§ Data excerpts:
- - -

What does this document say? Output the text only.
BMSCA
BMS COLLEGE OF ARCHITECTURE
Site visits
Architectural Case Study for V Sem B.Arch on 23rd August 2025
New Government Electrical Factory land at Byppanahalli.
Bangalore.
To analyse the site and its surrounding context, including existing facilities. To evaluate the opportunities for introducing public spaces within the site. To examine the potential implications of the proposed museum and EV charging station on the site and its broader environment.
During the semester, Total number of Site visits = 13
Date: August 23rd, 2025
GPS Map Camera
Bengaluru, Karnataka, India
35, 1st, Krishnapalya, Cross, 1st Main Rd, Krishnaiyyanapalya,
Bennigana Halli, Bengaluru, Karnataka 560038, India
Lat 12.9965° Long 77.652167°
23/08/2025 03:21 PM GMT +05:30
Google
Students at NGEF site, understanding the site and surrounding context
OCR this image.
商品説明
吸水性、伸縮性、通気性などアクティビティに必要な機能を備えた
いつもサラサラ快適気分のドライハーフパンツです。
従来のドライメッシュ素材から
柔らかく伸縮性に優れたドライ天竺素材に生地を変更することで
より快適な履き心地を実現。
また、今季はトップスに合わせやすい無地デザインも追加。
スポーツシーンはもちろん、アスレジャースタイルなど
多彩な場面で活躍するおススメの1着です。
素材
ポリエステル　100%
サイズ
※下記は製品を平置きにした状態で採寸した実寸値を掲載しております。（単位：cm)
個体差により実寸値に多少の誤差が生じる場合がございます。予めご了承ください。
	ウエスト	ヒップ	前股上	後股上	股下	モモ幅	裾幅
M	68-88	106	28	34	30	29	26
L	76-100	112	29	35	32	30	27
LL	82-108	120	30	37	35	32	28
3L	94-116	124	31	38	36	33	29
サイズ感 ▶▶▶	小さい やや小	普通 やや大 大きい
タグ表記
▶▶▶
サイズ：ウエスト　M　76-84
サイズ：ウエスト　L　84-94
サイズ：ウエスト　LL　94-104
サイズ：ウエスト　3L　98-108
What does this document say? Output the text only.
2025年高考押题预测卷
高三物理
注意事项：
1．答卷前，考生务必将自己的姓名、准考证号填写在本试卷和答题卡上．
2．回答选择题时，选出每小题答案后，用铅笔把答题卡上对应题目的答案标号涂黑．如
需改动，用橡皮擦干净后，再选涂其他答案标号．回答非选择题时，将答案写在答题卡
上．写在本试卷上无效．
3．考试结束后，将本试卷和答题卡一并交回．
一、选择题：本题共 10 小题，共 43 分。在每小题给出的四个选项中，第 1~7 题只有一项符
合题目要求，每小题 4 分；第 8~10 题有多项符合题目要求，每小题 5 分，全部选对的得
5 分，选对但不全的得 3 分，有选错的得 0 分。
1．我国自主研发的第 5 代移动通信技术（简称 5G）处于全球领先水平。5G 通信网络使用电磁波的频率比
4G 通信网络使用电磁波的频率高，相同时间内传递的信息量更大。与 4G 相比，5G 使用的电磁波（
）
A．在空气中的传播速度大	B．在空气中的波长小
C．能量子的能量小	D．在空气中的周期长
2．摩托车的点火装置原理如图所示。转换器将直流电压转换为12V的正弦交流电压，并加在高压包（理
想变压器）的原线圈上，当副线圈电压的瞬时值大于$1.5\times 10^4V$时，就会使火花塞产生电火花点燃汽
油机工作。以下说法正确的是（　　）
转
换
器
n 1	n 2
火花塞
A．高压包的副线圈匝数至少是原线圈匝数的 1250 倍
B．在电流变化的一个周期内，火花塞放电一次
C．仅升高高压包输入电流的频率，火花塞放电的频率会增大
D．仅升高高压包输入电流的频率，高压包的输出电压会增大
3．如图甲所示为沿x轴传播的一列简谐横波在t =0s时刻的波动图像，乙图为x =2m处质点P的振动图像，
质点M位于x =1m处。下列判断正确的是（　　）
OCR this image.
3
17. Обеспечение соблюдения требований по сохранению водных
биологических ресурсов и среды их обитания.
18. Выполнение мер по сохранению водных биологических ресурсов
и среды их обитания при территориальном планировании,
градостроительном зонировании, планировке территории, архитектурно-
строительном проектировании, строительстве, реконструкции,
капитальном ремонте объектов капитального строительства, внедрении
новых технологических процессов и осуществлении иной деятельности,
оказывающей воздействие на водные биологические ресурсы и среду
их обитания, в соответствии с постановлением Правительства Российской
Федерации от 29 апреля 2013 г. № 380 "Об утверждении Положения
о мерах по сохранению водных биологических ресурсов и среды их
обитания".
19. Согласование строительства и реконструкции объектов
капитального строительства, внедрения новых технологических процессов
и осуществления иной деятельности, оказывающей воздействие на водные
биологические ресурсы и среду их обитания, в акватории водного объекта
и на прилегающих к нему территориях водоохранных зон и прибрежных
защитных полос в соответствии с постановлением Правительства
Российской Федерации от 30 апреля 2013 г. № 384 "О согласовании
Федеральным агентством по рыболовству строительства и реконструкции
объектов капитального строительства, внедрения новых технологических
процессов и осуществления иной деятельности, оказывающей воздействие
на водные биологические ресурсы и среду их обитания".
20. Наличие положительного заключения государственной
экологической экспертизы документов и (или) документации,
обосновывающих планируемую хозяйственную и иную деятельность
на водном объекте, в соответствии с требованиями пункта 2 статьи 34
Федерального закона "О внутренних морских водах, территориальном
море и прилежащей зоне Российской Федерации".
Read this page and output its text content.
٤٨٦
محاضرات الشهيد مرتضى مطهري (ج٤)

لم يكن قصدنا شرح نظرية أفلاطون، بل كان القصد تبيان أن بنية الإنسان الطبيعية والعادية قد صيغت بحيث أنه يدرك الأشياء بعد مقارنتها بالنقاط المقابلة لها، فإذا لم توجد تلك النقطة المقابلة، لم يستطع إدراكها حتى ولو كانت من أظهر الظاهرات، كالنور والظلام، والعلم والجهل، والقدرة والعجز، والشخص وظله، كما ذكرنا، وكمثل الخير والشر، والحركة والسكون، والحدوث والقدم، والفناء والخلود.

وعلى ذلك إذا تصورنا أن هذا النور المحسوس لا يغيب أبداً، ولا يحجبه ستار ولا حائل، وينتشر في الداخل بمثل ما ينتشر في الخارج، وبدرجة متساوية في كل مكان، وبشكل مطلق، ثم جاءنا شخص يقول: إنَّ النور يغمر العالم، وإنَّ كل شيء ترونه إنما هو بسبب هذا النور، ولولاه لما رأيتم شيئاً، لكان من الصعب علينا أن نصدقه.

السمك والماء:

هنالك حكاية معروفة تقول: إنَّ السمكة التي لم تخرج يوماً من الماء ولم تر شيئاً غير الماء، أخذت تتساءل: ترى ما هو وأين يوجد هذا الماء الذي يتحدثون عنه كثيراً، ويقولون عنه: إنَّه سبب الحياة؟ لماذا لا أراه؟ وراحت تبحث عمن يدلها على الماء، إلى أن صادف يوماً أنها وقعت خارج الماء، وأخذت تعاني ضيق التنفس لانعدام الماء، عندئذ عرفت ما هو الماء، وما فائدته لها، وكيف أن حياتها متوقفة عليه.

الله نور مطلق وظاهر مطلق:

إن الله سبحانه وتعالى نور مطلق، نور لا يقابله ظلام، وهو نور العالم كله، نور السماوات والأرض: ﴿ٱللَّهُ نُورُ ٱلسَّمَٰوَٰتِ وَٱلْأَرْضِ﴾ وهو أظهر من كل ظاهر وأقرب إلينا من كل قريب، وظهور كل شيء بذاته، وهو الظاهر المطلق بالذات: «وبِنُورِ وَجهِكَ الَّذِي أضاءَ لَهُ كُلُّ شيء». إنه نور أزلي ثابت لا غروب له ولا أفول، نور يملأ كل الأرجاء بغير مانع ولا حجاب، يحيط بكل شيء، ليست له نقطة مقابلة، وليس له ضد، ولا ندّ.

- - -

What is needed here is an exact reproduction of all the entries.

§ SOLUTION TO THIS PROBLEM:
What does this document say? Output the text only.
BMSCA
BMS COLLEGE OF ARCHITECTURE
Site visits
Architectural Case Study for V Sem B.Arch on 23rd August 2025
New Government Electrical Factory land at Byppanahalli.
Bangalore.
To analyse the site and its surrounding context, including existing facilities. To evaluate the opportunities for introducing public spaces within the site. To examine the potential implications of the proposed museum and EV charging station on the site and its broader environment.
During the semester, Total number of Site visits = 13
Date: August 23rd, 2025
GPS Map Camera
Bengaluru, Karnataka, India
35, 1st, Krishnapalya, Cross, 1st Main Rd, Krishnaiyyanapalya,
Bennigana Halli, Bengaluru, Karnataka 560038, India
Lat 12.9965° Long 77.652167°
23/08/2025 03:21 PM GMT +05:30
Google
Students at NGEF site, understanding the site and surrounding context
OCR this image.
商品説明
吸水性、伸縮性、通気性などアクティビティに必要な機能を備えた
いつもサラサラ快適気分のドライハーフパンツです。
従来のドライメッシュ素材から
柔らかく伸縮性に優れたドライ天竺素材に生地を変更することで
より快適な履き心地を実現。
また、今季はトップスに合わせやすい無地デザインも追加。
スポーツシーンはもちろん、アスレジャースタイルなど
多彩な場面で活躍するおススメの1着です。
素材
ポリエステル　100%
サイズ
※下記は製品を平置きにした状態で採寸した実寸値を掲載しております。（単位：cm)
個体差により実寸値に多少の誤差が生じる場合がございます。予めご了承ください。
	ウエスト	ヒップ	前股上	後股上	股下	モモ幅	裾幅
M	68-88	106	28	34	30	29	26
L	76-100	112	29	35	32	30	27
LL	82-108	120	30	37	35	32	28
3L	94-116	124	31	38	36	33	29
サイズ感 ▶▶▶	小さい やや小	普通 やや大 大きい
タグ表記
▶▶▶
サイズ：ウエスト　M　76-84
サイズ：ウエスト　L　84-94
サイズ：ウエスト　LL　94-104
サイズ：ウエスト　3L　98-108
What does this document say? Output the text only.
2025年高考押题预测卷
高三物理
注意事项：
1．答卷前，考生务必将自己的姓名、准考证号填写在本试卷和答题卡上．
2．回答选择题时，选出每小题答案后，用铅笔把答题卡上对应题目的答案标号涂黑．如
需改动，用橡皮擦干净后，再选涂其他答案标号．回答非选择题时，将答案写在答题卡
上．写在本试卷上无效．
3．考试结束后，将本试卷和答题卡一并交回．
一、选择题：本题共 10 小题，共 43 分。在每小题给出的四个选项中，第 1~7 题只有一项符
合题目要求，每小题 4 分；第 8~10 题有多项符合题目要求，每小题 5 分，全部选对的得
5 分，选对但不全的得 3 分，有选错的得 0 分。
1．我国自主研发的第 5 代移动通信技术（简称 5G）处于全球领先水平。5G 通信网络使用电磁波的频率比
4G 通信网络使用电磁波的频率高，相同时间内传递的信息量更大。与 4G 相比，5G 使用的电磁波（
）
A．在空气中的传播速度大	B．在空气中的波长小
C．能量子的能量小	D．在空气中的周期长
2．摩托车的点火装置原理如图所示。转换器将直流电压转换为12V的正弦交流电压，并加在高压包（理
想变压器）的原线圈上，当副线圈电压的瞬时值大于$1.5\times 10^4V$时，就会使火花塞产生电火花点燃汽
油机工作。以下说法正确的是（　　）
转
换
器
n 1	n 2
火花塞
A．高压包的副线圈匝数至少是原线圈匝数的 1250 倍
B．在电流变化的一个周期内，火花塞放电一次
C．仅升高高压包输入电流的频率，火花塞放电的频率会增大
D．仅升高高压包输入电流的频率，高压包的输出电压会增大
3．如图甲所示为沿x轴传播的一列简谐横波在t =0s时刻的波动图像，乙图为x =2m处质点P的振动图像，
质点M位于x =1m处。下列判断正确的是（　　）
OCR this image.
3
17. Обеспечение соблюдения требований по сохранению водных
биологических ресурсов и среды их обитания.
18. Выполнение мер по сохранению водных биологических ресурсов
и среды их обитания при территориальном планировании,
градостроительном зонировании, планировке территории, архитектурно-
строительном проектировании, строительстве, реконструкции,
капитальном ремонте объектов капитального строительства, внедрении
новых технологических процессов и осуществлении иной деятельности,
оказывающей воздействие на водные биологические ресурсы и среду
их обитания, в соответствии с постановлением Правительства Российской
Федерации от 29 апреля 2013 г. № 380 "Об утверждении Положения
о мерах по сохранению водных биологических ресурсов и среды их
обитания".
19. Согласование строительства и реконструкции объектов
капитального строительства, внедрения новых технологических процессов
и осуществления иной деятельности, оказывающей воздействие на водные
биологические ресурсы и среду их обитания, в акватории водного объекта
и на прилегающих к нему территориях водоохранных зон и прибрежных
защитных полос в соответствии с постановлением Правительства
Российской Федерации от 30 апреля 2013 г. № 384 "О согласовании
Федеральным агентством по рыболовству строительства и реконструкции
объектов капитального строительства, внедрения новых технологических
процессов и осуществления иной деятельности, оказывающей воздействие
на водные биологические ресурсы и среду их обитания".
20. Наличие положительного заключения государственной
экологической экспертизы документов и (или) документации,
обосновывающих планируемую хозяйственную и иную деятельность
на водном объекте, в соответствии с требованиями пункта 2 статьи 34
Федерального закона "О внутренних морских водах, территориальном
море и прилежащей зоне Российской Федерации".
Read this page and output its text content.
٤٨٦
محاضرات الشهيد مرتضى مطهري (ج٤)

لم يكن قصدنا شرح نظرية أفلاطون، بل كان القصد تبيان أن بنية الإنسان الطبيعية والعادية قد صيغت بحيث أنه يدرك الأشياء بعد مقارنتها بالنقاط المقابلة لها، فإذا لم توجد تلك النقطة المقابلة، لم يستطع إدراكها حتى ولو كانت من أظهر الظاهرات، كالنور والظلام، والعلم والجهل، والقدرة والعجز، والشخص وظله، كما ذكرنا، وكمثل الخير والشر، والحركة والسكون، والحدوث والقدم، والفناء والخلود.

وعلى ذلك إذا تصورنا أن هذا النور المحسوس لا يغيب أبداً، ولا يحجبه ستار ولا حائل، وينتشر في الداخل بمثل ما ينتشر في الخارج، وبدرجة متساوية في كل مكان، وبشكل مطلق، ثم جاءنا شخص يقول: إنَّ النور يغمر العالم، وإنَّ كل شيء ترونه إنما هو بسبب هذا النور، ولولاه لما رأيتم شيئاً، لكان من الصعب علينا أن نصدقه.

السمك والماء:

هنالك حكاية معروفة تقول: إنَّ السمكة التي لم تخرج يوماً من الماء ولم تر شيئاً غير الماء، أخذت تتساءل: ترى ما هو وأين يوجد هذا الماء الذي يتحدثون عنه كثيراً، ويقولون عنه: إنَّه سبب الحياة؟ لماذا لا أراه؟ وراحت تبحث عمن يدلها على الماء، إلى أن صادف يوماً أنها وقعت خارج الماء، وأخذت تعاني ضيق التنفس لانعدام الماء، عندئذ عرفت ما هو الماء، وما فائدته لها، وكيف أن حياتها متوقفة عليه.

الله نور مطلق وظاهر مطلق:

إن الله سبحانه وتعالى نور مطلق، نور لا يقابله ظلام، وهو نور العالم كله، نور السماوات والأرض: ﴿ٱللَّهُ نُورُ ٱلسَّمَٰوَٰتِ وَٱلْأَرْضِ﴾ وهو أظهر من كل ظاهر وأقرب إلينا من كل قريب، وظهور كل شيء بذاته، وهو الظاهر المطلق بالذات: «وبِنُورِ وَجهِكَ الَّذِي أضاءَ لَهُ كُلُّ شيء». إنه نور أزلي ثابت لا غروب له ولا أفول، نور يملأ كل الأرجاء بغير مانع ولا حجاب، يحيط بكل شيء، ليست له نقطة مقابلة، وليس له ضد، ولا ندّ.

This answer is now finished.